Your task: Each entry must be given again exactly; images do not belong in the copy.

Stored rows:

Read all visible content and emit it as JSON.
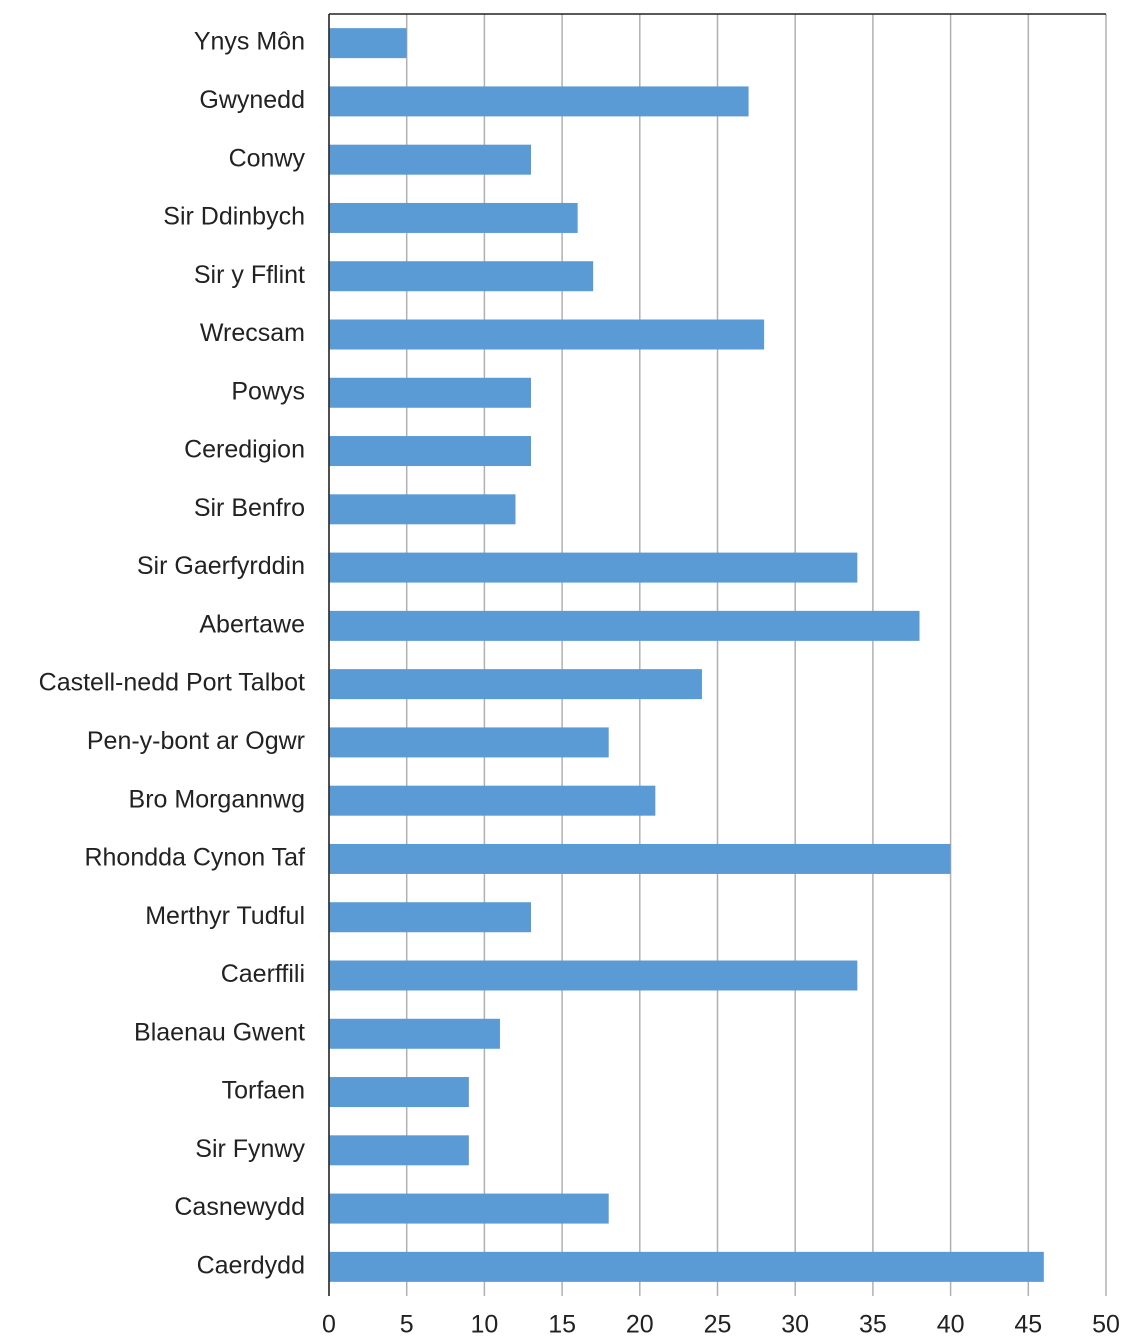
{
  "chart_data": {
    "type": "barh",
    "categories": [
      "Ynys Môn",
      "Gwynedd",
      "Conwy",
      "Sir Ddinbych",
      "Sir y Fflint",
      "Wrecsam",
      "Powys",
      "Ceredigion",
      "Sir Benfro",
      "Sir Gaerfyrddin",
      "Abertawe",
      "Castell-nedd Port Talbot",
      "Pen-y-bont ar Ogwr",
      "Bro Morgannwg",
      "Rhondda Cynon Taf",
      "Merthyr Tudful",
      "Caerffili",
      "Blaenau Gwent",
      "Torfaen",
      "Sir Fynwy",
      "Casnewydd",
      "Caerdydd"
    ],
    "values": [
      5,
      27,
      13,
      16,
      17,
      28,
      13,
      13,
      12,
      34,
      38,
      24,
      18,
      21,
      40,
      13,
      34,
      11,
      9,
      9,
      18,
      46
    ],
    "color": "#5b9bd5",
    "xlim": [
      0,
      50
    ],
    "xticks": [
      0,
      5,
      10,
      15,
      20,
      25,
      30,
      35,
      40,
      45,
      50
    ],
    "grid": true
  }
}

Reply:
Read all visible content and emit it as JSON.
{
  "chart_data": {
    "type": "barh",
    "categories": [
      "Ynys Môn",
      "Gwynedd",
      "Conwy",
      "Sir Ddinbych",
      "Sir y Fflint",
      "Wrecsam",
      "Powys",
      "Ceredigion",
      "Sir Benfro",
      "Sir Gaerfyrddin",
      "Abertawe",
      "Castell-nedd Port Talbot",
      "Pen-y-bont ar Ogwr",
      "Bro Morgannwg",
      "Rhondda Cynon Taf",
      "Merthyr Tudful",
      "Caerffili",
      "Blaenau Gwent",
      "Torfaen",
      "Sir Fynwy",
      "Casnewydd",
      "Caerdydd"
    ],
    "values": [
      5,
      27,
      13,
      16,
      17,
      28,
      13,
      13,
      12,
      34,
      38,
      24,
      18,
      21,
      40,
      13,
      34,
      11,
      9,
      9,
      18,
      46
    ],
    "color": "#5b9bd5",
    "xlim": [
      0,
      50
    ],
    "xticks": [
      0,
      5,
      10,
      15,
      20,
      25,
      30,
      35,
      40,
      45,
      50
    ],
    "grid": true
  }
}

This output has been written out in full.